Records excerpted from a collection:
## Begin
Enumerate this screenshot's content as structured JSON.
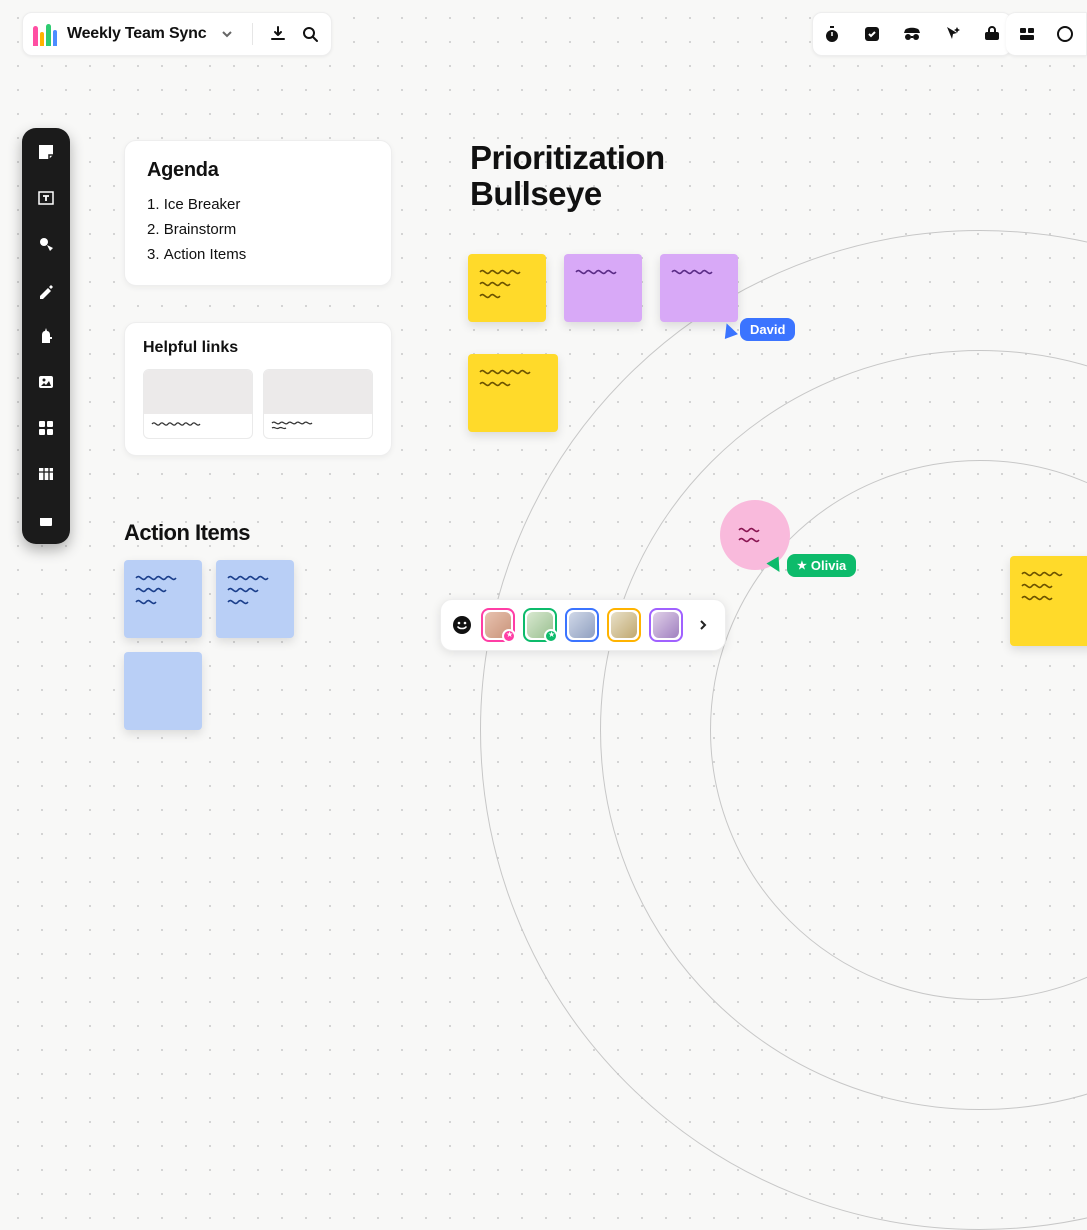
{
  "header": {
    "board_title": "Weekly Team Sync"
  },
  "sidebar_tools": [
    "sticky-note",
    "text-box",
    "shapes",
    "pen",
    "llama",
    "image",
    "grid",
    "table",
    "slide"
  ],
  "top_tools": [
    "timer",
    "checkbox",
    "incognito",
    "cursor",
    "toolbox"
  ],
  "top_tools2": [
    "layout",
    "settings"
  ],
  "agenda": {
    "title": "Agenda",
    "items": [
      "Ice Breaker",
      "Brainstorm",
      "Action Items"
    ]
  },
  "links": {
    "title": "Helpful links"
  },
  "action_items": {
    "title": "Action Items"
  },
  "bullseye": {
    "title": "Prioritization\nBullseye"
  },
  "cursors": {
    "david": "David",
    "olivia": "Olivia"
  },
  "participants": {
    "count": 5
  }
}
## End
Retype every record above exactly as written, but leave out the pictures.

Enumerate this screenshot's content as structured JSON.
{
  "header": {
    "board_title": "Weekly Team Sync"
  },
  "sidebar_tools": [
    "sticky-note",
    "text-box",
    "shapes",
    "pen",
    "llama",
    "image",
    "grid",
    "table",
    "slide"
  ],
  "top_tools": [
    "timer",
    "checkbox",
    "incognito",
    "cursor",
    "toolbox"
  ],
  "top_tools2": [
    "layout",
    "settings"
  ],
  "agenda": {
    "title": "Agenda",
    "items": [
      "Ice Breaker",
      "Brainstorm",
      "Action Items"
    ]
  },
  "links": {
    "title": "Helpful links"
  },
  "action_items": {
    "title": "Action Items"
  },
  "bullseye": {
    "title": "Prioritization\nBullseye"
  },
  "cursors": {
    "david": "David",
    "olivia": "Olivia"
  },
  "participants": {
    "count": 5
  }
}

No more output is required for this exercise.